### PROBLEM STATEMENT
Determine the number of lines that have the string "Finnish" in them, and give only that number.

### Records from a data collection
===============
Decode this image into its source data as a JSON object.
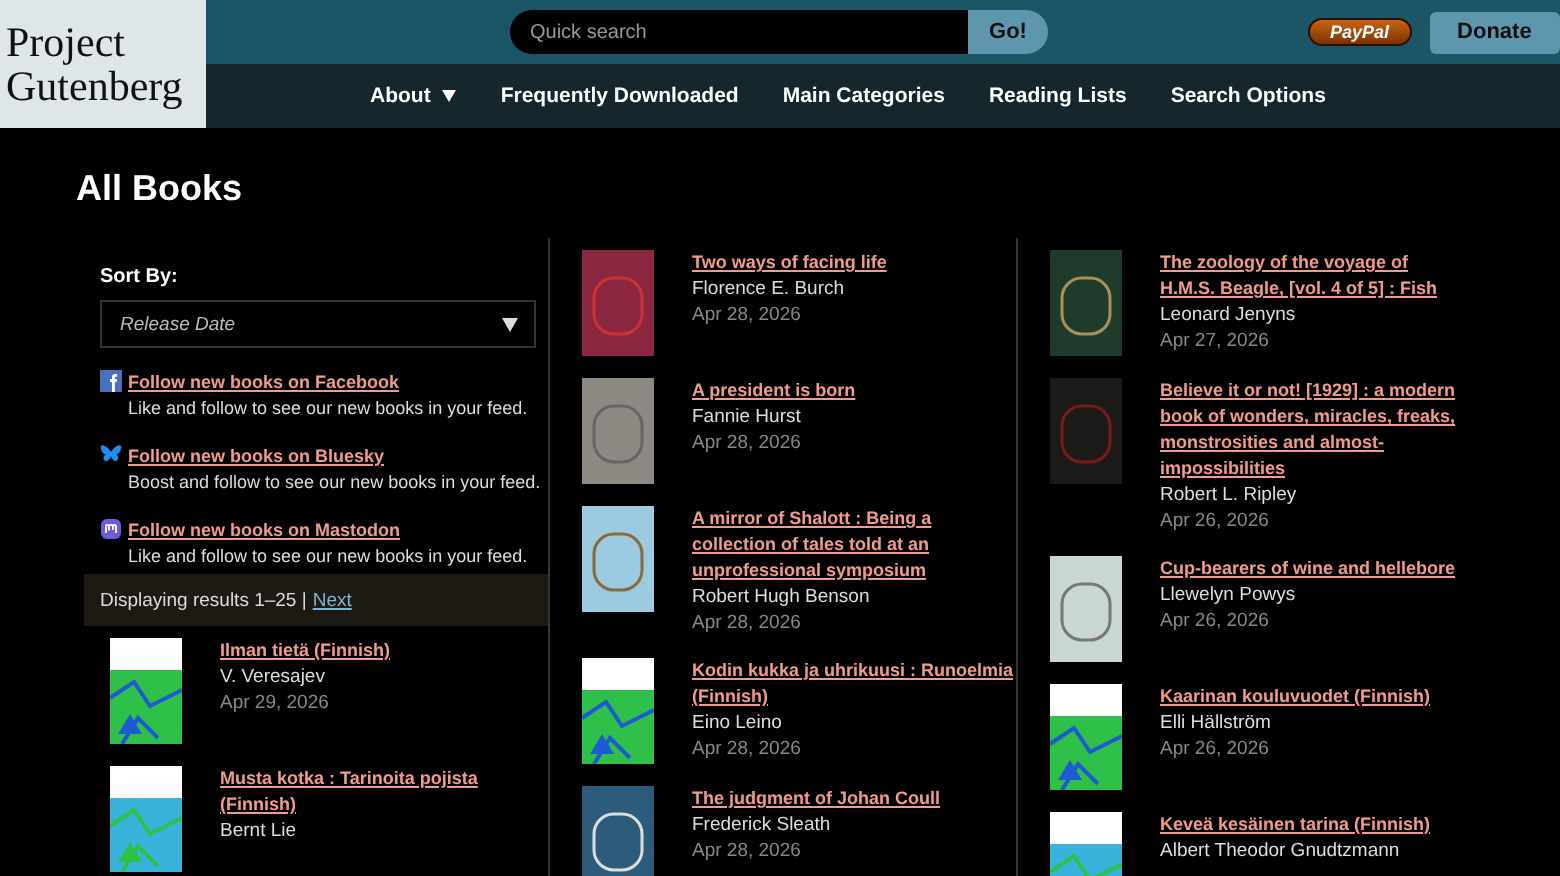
{
  "logo": {
    "line_1": "Project",
    "line_2": "Gutenberg"
  },
  "search": {
    "placeholder": "Quick search",
    "button": "Go!"
  },
  "paypal": "PayPal",
  "donate": "Donate",
  "nav": [
    {
      "label": "About",
      "dropdown": true
    },
    {
      "label": "Frequently Downloaded",
      "dropdown": false
    },
    {
      "label": "Main Categories",
      "dropdown": false
    },
    {
      "label": "Reading Lists",
      "dropdown": false
    },
    {
      "label": "Search Options",
      "dropdown": false
    }
  ],
  "page_title": "All Books",
  "sort": {
    "label": "Sort By:",
    "value": "Release Date"
  },
  "follow": [
    {
      "kind": "facebook",
      "link": "Follow new books on Facebook",
      "text": "Like and follow to see our new books in your feed."
    },
    {
      "kind": "bluesky",
      "link": "Follow new books on Bluesky",
      "text": "Boost and follow to see our new books in your feed."
    },
    {
      "kind": "mastodon",
      "link": "Follow new books on Mastodon",
      "text": "Like and follow to see our new books in your feed."
    }
  ],
  "results": {
    "text": "Displaying results 1–25 |",
    "next": "Next"
  },
  "columns": [
    [
      {
        "kind": "green",
        "title": "Ilman tietä (Finnish)",
        "author": "V. Veresajev",
        "date": "Apr 29, 2026"
      },
      {
        "kind": "blue",
        "title": "Musta kotka : Tarinoita pojista (Finnish)",
        "author": "Bernt Lie"
      }
    ],
    [
      {
        "kind": "red",
        "title": "Two ways of facing life",
        "author": "Florence E. Burch",
        "date": "Apr 28, 2026"
      },
      {
        "kind": "grey",
        "title": "A president is born",
        "author": "Fannie Hurst",
        "date": "Apr 28, 2026"
      },
      {
        "kind": "lightblue",
        "title": "A mirror of Shalott : Being a collection of tales told at an unprofessional symposium",
        "author": "Robert Hugh Benson",
        "date": "Apr 28, 2026"
      },
      {
        "kind": "green",
        "title": "Kodin kukka ja uhrikuusi : Runoelmia (Finnish)",
        "author": "Eino Leino",
        "date": "Apr 28, 2026"
      },
      {
        "kind": "ship",
        "title": "The judgment of Johan Coull",
        "author": "Frederick Sleath",
        "date": "Apr 28, 2026"
      }
    ],
    [
      {
        "kind": "darkgreen",
        "title": "The zoology of the voyage of H.M.S. Beagle, [vol. 4 of 5] : Fish",
        "author": "Leonard Jenyns",
        "date": "Apr 27, 2026"
      },
      {
        "kind": "dark",
        "title": "Believe it or not! [1929] : a modern book of wonders, miracles, freaks, monstrosities and almost-impossibilities",
        "author": "Robert L. Ripley",
        "date": "Apr 26, 2026"
      },
      {
        "kind": "pale",
        "title": "Cup-bearers of wine and hellebore",
        "author": "Llewelyn Powys",
        "date": "Apr 26, 2026"
      },
      {
        "kind": "green",
        "title": "Kaarinan kouluvuodet (Finnish)",
        "author": "Elli Hällström",
        "date": "Apr 26, 2026"
      },
      {
        "kind": "blue",
        "title": "Keveä kesäinen tarina (Finnish)",
        "author": "Albert Theodor Gnudtzmann"
      }
    ]
  ]
}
===============
### FINISHED ANSWER
5